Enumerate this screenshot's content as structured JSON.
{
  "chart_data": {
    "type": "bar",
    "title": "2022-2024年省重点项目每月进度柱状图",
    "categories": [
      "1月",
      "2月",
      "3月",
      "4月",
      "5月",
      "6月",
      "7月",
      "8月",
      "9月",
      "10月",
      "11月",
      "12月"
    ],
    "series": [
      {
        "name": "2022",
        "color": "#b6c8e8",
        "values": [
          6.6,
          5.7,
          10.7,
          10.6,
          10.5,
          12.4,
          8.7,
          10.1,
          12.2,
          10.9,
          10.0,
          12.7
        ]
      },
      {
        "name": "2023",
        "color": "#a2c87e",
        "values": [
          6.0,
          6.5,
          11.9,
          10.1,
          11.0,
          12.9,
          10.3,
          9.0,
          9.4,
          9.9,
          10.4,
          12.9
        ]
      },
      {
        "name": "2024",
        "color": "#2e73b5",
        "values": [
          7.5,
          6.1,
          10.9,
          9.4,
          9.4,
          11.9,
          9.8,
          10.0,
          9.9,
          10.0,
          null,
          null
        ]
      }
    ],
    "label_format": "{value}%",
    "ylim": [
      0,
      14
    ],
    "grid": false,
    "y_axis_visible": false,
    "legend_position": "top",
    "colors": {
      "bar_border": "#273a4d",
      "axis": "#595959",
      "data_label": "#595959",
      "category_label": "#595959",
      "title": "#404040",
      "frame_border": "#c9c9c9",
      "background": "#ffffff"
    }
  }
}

--------------------------------

> [DIRECTIONS]
Pull out each record as written and restate it exactly.

> [EXERCISE RESULT]
Enumerate this screenshot's content as structured JSON.
{
  "chart_data": {
    "type": "bar",
    "title": "2022-2024年省重点项目每月进度柱状图",
    "categories": [
      "1月",
      "2月",
      "3月",
      "4月",
      "5月",
      "6月",
      "7月",
      "8月",
      "9月",
      "10月",
      "11月",
      "12月"
    ],
    "series": [
      {
        "name": "2022",
        "color": "#b6c8e8",
        "values": [
          6.6,
          5.7,
          10.7,
          10.6,
          10.5,
          12.4,
          8.7,
          10.1,
          12.2,
          10.9,
          10.0,
          12.7
        ]
      },
      {
        "name": "2023",
        "color": "#a2c87e",
        "values": [
          6.0,
          6.5,
          11.9,
          10.1,
          11.0,
          12.9,
          10.3,
          9.0,
          9.4,
          9.9,
          10.4,
          12.9
        ]
      },
      {
        "name": "2024",
        "color": "#2e73b5",
        "values": [
          7.5,
          6.1,
          10.9,
          9.4,
          9.4,
          11.9,
          9.8,
          10.0,
          9.9,
          10.0,
          null,
          null
        ]
      }
    ],
    "label_format": "{value}%",
    "ylim": [
      0,
      14
    ],
    "grid": false,
    "y_axis_visible": false,
    "legend_position": "top",
    "colors": {
      "bar_border": "#273a4d",
      "axis": "#595959",
      "data_label": "#595959",
      "category_label": "#595959",
      "title": "#404040",
      "frame_border": "#c9c9c9",
      "background": "#ffffff"
    }
  }
}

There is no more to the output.